# Given task
Only the number is needed: how many lines contain the word "basis"?

[Stored entries]

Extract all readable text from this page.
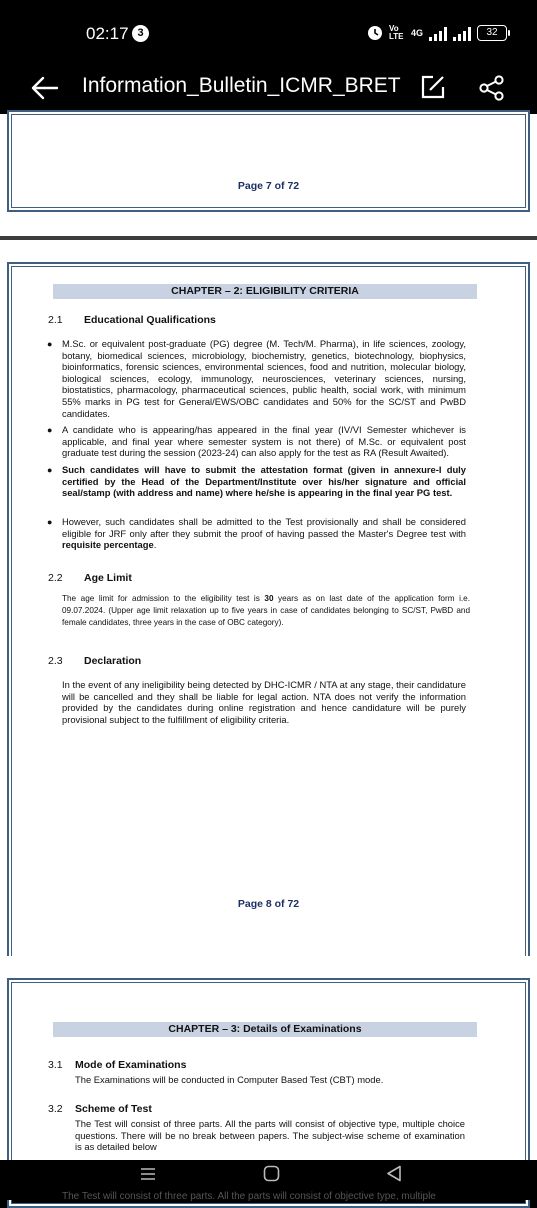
02:17 3	Vo LTE 4G	32
Information_Bulletin_ICMR_BRET
Page 7 of 72
CHAPTER – 2: ELIGIBILITY CRITERIA
2.1 Educational Qualifications
● M.Sc. or equivalent post-graduate (PG) degree (M. Tech/M. Pharma), in life sciences, zoology, botany, biomedical sciences, microbiology, biochemistry, genetics, biotechnology, biophysics, bioinformatics, forensic sciences, environmental sciences, food and nutrition, molecular biology, biological sciences, ecology, immunology, neurosciences, veterinary sciences, nursing, biostatistics, pharmacology, pharmaceutical sciences, public health, social work, with minimum 55% marks in PG test for General/EWS/OBC candidates and 50% for the SC/ST and PwBD candidates.
● A candidate who is appearing/has appeared in the final year (IV/VI Semester whichever is applicable, and final year where semester system is not there) of M.Sc. or equivalent post graduate test during the session (2023-24) can also apply for the test as RA (Result Awaited).
● Such candidates will have to submit the attestation format (given in annexure-I duly certified by the Head of the Department/Institute over his/her signature and official seal/stamp (with address and name) where he/she is appearing in the final year PG test.
● However, such candidates shall be admitted to the Test provisionally and shall be considered eligible for JRF only after they submit the proof of having passed the Master's Degree test with requisite percentage.
2.2 Age Limit
The age limit for admission to the eligibility test is 30 years as on last date of the application form i.e. 09.07.2024. (Upper age limit relaxation up to five years in case of candidates belonging to SC/ST, PwBD and female candidates, three years in the case of OBC category).
2.3 Declaration
In the event of any ineligibility being detected by DHC-ICMR / NTA at any stage, their candidature will be cancelled and they shall be liable for legal action. NTA does not verify the information provided by the candidates during online registration and hence candidature will be purely provisional subject to the fulfillment of eligibility criteria.
Page 8 of 72
CHAPTER – 3: Details of Examinations
3.1 Mode of Examinations
The Examinations will be conducted in Computer Based Test (CBT) mode.
3.2 Scheme of Test
The Test will consist of three parts. All the parts will consist of objective type, multiple choice questions. There will be no break between papers. The subject-wise scheme of examination is as detailed below
The Test will consist of three parts. All the parts will consist of objective type, multiple
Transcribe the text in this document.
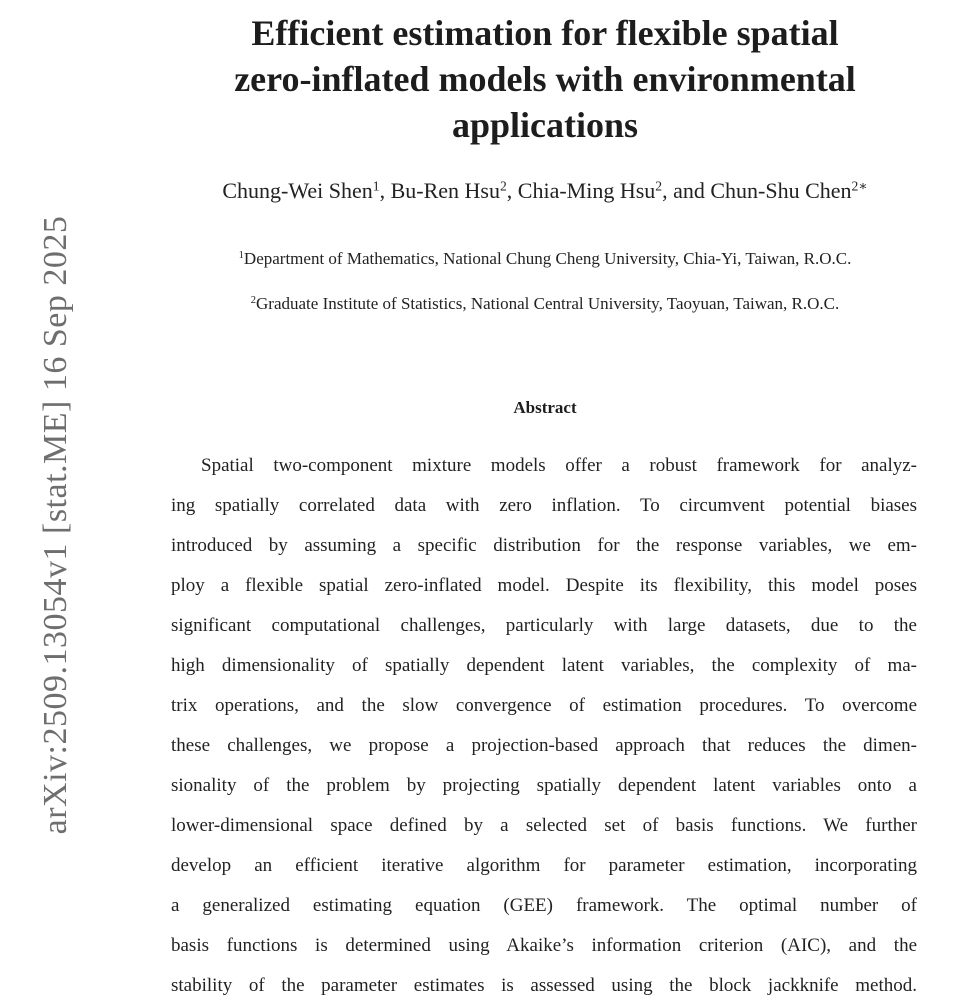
arXiv:2509.13054v1 [stat.ME] 16 Sep 2025
Efficient estimation for flexible spatial
zero-inflated models with environmental
applications
Chung-Wei Shen$^1$, Bu-Ren Hsu$^2$, Chia-Ming Hsu$^2$, and Chun-Shu Chen$^{2∗}$
$^1$Department of Mathematics, National Chung Cheng University, Chia-Yi, Taiwan, R.O.C.
$^2$Graduate Institute of Statistics, National Central University, Taoyuan, Taiwan, R.O.C.
Abstract
Spatial two-component mixture models offer a robust framework for analyz-
ing spatially correlated data with zero inflation. To circumvent potential biases
introduced by assuming a specific distribution for the response variables, we em-
ploy a flexible spatial zero-inflated model. Despite its flexibility, this model poses
significant computational challenges, particularly with large datasets, due to the
high dimensionality of spatially dependent latent variables, the complexity of ma-
trix operations, and the slow convergence of estimation procedures. To overcome
these challenges, we propose a projection-based approach that reduces the dimen-
sionality of the problem by projecting spatially dependent latent variables onto a
lower-dimensional space defined by a selected set of basis functions. We further
develop an efficient iterative algorithm for parameter estimation, incorporating
a generalized estimating equation (GEE) framework. The optimal number of
basis functions is determined using Akaike’s information criterion (AIC), and the
stability of the parameter estimates is assessed using the block jackknife method.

# Written response
2